### THE PROBLEM:
Report how many lines include the word "племена", and nothing besides that number.

(Some records)

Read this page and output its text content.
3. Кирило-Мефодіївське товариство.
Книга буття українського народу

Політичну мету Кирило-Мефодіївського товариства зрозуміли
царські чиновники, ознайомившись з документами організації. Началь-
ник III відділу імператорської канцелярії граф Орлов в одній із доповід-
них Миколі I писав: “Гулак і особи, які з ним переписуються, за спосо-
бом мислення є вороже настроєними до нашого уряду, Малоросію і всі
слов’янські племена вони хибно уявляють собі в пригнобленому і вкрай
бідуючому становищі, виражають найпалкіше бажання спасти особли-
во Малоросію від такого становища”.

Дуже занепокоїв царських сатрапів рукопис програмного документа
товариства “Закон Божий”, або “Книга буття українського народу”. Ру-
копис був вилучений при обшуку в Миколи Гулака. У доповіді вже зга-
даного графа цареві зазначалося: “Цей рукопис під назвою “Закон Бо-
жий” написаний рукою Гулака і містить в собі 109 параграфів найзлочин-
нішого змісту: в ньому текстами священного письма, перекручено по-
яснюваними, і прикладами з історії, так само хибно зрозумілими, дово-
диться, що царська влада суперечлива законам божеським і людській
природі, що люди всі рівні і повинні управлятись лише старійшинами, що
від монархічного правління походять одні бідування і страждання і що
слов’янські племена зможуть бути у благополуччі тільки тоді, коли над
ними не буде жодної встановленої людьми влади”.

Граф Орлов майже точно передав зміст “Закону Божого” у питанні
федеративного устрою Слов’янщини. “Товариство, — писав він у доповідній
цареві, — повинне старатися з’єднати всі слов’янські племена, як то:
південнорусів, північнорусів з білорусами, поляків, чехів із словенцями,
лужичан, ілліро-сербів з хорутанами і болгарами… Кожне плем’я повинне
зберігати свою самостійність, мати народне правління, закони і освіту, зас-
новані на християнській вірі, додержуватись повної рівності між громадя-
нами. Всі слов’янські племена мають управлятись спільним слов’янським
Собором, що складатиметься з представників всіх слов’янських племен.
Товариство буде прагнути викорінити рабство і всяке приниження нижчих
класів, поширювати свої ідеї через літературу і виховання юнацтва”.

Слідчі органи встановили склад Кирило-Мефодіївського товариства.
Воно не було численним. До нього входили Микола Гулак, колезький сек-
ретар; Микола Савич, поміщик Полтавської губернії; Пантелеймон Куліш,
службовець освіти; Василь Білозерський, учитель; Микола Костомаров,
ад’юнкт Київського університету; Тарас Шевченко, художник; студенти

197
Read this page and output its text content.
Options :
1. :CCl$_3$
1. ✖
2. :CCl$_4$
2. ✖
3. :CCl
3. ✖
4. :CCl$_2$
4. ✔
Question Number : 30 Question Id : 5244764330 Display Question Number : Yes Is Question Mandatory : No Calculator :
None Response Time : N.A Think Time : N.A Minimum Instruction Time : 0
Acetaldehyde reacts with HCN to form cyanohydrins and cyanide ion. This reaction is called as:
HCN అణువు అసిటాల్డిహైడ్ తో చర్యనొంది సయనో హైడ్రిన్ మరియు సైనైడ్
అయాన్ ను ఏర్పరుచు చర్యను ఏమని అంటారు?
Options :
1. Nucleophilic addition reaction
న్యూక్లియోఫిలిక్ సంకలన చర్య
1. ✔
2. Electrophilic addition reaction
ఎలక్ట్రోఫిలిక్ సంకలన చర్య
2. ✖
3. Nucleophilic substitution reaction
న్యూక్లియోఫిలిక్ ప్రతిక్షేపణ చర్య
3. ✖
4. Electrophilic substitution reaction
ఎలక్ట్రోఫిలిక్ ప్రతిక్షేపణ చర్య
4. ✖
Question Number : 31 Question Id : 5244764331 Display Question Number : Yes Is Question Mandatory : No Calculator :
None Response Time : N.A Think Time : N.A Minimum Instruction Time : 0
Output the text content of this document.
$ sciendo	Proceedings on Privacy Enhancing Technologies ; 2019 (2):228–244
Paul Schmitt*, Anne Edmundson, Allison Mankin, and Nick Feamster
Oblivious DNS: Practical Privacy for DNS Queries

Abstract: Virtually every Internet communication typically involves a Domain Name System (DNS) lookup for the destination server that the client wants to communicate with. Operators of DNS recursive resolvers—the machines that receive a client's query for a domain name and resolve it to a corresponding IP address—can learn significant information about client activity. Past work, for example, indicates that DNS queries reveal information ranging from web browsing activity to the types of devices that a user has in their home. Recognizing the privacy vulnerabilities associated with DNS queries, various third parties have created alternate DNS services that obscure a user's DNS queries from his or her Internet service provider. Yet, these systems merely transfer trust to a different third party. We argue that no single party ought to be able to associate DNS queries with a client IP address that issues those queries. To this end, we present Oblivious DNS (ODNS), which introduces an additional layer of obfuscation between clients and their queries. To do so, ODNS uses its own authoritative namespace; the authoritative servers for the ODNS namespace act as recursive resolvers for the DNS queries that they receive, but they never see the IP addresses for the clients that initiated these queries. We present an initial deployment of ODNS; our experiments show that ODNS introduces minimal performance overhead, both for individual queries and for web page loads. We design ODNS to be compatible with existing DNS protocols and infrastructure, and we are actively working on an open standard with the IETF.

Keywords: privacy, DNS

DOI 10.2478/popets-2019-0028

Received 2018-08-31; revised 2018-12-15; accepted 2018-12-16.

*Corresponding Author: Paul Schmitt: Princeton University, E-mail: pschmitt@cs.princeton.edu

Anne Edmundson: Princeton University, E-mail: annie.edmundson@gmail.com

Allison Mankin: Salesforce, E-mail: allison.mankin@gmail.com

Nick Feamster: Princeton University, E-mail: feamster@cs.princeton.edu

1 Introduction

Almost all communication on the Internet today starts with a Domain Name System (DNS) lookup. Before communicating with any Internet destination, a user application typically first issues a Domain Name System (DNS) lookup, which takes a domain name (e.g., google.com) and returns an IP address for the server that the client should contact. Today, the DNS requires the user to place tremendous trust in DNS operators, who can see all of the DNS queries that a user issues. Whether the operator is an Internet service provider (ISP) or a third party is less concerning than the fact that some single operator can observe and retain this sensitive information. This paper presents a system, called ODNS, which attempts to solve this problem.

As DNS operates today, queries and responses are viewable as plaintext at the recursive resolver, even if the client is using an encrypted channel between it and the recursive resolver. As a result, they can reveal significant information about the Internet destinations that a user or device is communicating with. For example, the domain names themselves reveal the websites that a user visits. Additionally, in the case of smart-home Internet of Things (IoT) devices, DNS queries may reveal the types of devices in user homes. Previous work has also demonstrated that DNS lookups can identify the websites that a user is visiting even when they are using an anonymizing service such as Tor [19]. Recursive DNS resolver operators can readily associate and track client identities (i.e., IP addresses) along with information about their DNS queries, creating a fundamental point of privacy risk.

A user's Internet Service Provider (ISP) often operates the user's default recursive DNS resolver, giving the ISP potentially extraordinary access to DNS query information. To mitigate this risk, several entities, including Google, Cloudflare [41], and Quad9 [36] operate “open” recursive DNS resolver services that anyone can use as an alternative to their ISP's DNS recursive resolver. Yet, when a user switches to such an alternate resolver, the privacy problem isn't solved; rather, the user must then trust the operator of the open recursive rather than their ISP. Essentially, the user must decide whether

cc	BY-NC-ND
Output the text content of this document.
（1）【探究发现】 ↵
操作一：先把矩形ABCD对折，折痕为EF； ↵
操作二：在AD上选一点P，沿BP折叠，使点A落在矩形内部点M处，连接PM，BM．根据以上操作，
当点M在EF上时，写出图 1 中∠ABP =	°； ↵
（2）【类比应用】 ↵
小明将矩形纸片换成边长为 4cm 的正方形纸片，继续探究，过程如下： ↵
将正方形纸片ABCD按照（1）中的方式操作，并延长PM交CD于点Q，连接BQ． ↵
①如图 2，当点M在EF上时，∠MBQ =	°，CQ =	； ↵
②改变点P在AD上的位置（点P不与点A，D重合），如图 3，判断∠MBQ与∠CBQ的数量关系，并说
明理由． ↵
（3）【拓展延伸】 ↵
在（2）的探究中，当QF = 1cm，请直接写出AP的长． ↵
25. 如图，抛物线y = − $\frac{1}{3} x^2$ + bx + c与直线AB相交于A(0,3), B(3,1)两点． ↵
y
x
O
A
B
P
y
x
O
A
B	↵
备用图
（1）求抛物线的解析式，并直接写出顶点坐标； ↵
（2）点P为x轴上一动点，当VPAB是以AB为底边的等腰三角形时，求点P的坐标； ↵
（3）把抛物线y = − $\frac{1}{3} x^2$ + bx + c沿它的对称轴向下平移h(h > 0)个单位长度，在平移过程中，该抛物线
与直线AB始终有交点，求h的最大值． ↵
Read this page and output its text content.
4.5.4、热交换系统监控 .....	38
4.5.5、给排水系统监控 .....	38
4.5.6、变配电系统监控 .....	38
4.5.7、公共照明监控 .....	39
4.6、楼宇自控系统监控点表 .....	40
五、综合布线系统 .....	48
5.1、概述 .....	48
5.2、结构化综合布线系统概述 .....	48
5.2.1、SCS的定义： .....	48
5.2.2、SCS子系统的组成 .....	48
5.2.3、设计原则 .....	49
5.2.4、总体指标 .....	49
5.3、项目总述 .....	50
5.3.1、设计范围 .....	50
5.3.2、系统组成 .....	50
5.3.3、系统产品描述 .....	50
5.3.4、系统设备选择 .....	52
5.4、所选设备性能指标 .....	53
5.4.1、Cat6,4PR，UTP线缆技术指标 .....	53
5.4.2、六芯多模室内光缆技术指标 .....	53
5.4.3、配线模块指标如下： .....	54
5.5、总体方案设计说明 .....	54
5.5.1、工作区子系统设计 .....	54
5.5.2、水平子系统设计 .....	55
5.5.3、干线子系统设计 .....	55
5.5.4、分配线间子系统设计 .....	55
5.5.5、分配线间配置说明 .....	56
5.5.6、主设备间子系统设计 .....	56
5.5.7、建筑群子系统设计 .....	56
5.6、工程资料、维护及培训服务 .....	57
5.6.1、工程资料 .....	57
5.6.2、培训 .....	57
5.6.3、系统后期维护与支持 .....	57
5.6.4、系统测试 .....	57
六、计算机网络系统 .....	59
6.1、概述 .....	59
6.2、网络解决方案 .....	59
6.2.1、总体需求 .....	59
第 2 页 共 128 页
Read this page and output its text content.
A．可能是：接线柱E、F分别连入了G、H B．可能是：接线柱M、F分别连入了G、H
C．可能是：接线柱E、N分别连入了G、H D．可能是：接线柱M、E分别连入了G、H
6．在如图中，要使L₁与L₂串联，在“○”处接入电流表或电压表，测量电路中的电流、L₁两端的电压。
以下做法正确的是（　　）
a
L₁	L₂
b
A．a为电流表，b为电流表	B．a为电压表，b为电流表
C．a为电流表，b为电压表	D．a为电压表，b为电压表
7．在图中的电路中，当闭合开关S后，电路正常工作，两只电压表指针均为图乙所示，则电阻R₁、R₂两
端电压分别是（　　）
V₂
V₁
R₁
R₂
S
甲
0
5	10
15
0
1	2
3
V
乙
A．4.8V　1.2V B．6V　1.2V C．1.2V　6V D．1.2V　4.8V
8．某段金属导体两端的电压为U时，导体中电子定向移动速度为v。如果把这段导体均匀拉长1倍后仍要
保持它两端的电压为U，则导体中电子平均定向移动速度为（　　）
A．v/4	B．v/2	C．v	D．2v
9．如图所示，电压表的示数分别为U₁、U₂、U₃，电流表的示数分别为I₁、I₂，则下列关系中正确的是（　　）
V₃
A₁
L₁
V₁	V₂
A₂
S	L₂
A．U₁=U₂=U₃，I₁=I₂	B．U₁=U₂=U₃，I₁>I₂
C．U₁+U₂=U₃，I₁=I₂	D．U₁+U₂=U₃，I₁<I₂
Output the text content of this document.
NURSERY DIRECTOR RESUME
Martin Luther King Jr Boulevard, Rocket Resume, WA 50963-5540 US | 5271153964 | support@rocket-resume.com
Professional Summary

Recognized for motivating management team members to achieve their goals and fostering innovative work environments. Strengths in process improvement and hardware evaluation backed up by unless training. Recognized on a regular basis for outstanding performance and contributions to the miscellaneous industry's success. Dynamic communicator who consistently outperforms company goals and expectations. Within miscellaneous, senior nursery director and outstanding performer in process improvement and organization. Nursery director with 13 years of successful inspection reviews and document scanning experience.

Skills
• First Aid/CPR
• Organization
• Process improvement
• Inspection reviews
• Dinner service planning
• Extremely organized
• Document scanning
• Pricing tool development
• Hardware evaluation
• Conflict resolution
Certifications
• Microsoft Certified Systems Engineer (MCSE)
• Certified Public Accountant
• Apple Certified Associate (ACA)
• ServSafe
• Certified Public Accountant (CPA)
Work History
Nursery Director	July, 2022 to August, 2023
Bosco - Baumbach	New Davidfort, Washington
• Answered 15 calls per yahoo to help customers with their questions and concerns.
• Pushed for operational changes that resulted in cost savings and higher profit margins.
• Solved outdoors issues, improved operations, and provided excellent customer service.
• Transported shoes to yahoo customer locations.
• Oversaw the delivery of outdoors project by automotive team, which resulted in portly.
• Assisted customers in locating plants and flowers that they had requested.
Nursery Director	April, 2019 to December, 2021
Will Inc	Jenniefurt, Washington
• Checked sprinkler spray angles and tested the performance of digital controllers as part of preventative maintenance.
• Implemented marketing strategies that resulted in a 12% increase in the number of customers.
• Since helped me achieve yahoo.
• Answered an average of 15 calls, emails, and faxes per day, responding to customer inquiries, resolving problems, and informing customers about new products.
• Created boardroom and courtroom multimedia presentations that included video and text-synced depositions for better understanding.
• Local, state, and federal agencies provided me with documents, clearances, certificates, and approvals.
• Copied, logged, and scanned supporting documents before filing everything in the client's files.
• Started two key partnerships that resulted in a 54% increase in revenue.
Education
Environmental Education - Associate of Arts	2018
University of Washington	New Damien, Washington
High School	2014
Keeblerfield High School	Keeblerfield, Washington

### COMPLETED EXERCISE:
4